▶ **EXERCISE REQUIREMENTS**
Pull out every line of the listing below where "оказывают" appears.

▶ **DATASET RECORDS**
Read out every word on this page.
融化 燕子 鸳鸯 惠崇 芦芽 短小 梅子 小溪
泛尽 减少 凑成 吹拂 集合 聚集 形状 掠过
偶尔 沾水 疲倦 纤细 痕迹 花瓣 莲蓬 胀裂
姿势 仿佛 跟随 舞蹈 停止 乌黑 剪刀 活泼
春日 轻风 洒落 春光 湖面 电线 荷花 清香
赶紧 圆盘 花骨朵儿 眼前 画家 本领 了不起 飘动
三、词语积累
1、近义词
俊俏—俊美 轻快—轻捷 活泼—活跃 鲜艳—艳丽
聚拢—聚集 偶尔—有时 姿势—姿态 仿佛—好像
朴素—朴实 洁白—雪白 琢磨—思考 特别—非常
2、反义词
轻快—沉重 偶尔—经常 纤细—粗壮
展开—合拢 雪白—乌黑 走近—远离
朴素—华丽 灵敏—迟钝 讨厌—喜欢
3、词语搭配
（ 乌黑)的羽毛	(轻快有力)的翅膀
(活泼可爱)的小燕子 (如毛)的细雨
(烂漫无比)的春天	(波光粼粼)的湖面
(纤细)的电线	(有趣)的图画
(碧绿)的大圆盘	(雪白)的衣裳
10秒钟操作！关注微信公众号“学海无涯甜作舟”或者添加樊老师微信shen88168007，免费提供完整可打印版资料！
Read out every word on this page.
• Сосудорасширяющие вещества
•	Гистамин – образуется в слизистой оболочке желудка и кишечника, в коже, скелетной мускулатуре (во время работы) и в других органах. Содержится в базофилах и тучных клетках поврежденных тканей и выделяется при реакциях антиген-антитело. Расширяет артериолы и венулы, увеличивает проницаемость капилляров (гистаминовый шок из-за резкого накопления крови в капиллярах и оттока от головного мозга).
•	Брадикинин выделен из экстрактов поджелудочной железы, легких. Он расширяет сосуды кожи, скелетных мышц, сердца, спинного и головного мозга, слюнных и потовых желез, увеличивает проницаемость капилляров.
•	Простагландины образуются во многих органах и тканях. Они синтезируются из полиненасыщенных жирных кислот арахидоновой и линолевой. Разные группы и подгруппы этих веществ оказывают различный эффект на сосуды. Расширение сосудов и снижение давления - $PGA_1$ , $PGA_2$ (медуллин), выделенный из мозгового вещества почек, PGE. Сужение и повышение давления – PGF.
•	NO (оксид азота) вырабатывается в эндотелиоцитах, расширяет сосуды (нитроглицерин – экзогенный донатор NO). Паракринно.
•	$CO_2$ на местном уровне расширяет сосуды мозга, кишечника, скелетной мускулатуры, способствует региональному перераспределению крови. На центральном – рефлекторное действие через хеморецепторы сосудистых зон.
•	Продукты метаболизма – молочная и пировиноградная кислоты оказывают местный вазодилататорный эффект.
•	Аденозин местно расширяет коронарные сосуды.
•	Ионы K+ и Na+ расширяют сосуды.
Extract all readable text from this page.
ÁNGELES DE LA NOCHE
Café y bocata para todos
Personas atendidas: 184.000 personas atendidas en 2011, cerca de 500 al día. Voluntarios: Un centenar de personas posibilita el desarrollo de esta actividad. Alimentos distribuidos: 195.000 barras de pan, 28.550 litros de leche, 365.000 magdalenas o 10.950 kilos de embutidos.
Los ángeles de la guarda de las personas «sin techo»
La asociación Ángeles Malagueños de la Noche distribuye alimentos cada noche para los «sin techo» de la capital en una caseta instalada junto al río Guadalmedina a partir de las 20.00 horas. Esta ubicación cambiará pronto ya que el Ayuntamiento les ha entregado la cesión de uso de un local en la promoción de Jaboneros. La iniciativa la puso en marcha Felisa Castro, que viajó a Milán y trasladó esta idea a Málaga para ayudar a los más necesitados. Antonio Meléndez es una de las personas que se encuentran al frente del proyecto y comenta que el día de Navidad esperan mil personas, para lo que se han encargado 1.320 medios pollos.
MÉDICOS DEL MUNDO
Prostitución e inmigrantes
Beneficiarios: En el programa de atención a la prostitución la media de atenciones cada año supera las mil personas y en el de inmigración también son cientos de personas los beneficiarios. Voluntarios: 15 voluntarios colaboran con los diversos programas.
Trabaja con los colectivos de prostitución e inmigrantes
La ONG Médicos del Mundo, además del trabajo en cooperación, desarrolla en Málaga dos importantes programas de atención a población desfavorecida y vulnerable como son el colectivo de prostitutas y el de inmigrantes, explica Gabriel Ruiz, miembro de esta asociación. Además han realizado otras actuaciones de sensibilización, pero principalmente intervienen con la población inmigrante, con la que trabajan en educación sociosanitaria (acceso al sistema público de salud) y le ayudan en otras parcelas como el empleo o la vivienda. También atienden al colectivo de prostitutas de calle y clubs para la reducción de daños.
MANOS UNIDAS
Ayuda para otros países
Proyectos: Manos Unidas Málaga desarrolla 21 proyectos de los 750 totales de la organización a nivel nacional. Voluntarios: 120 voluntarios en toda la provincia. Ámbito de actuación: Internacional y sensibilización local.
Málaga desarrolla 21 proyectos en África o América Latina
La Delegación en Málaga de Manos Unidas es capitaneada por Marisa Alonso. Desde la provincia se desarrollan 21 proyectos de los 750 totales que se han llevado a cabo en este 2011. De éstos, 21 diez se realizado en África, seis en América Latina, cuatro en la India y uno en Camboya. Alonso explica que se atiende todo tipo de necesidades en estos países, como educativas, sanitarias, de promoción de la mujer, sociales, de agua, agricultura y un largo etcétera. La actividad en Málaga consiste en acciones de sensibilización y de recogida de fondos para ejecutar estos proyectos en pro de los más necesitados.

▶ **SOLVED EXERCISE**
•	Простагландины образуются во многих органах и тканях. Они синтезируются из полиненасыщенных жирных кислот арахидоновой и линолевой. Разные группы и подгруппы этих веществ оказывают различный эффект на сосуды. Расширение сосудов и снижение давления - $PGA_1$ , $PGA_2$ (медуллин), выделенный из мозгового вещества почек, PGE. Сужение и повышение давления – PGF.
•	Продукты метаболизма – молочная и пировиноградная кислоты оказывают местный вазодилататорный эффект.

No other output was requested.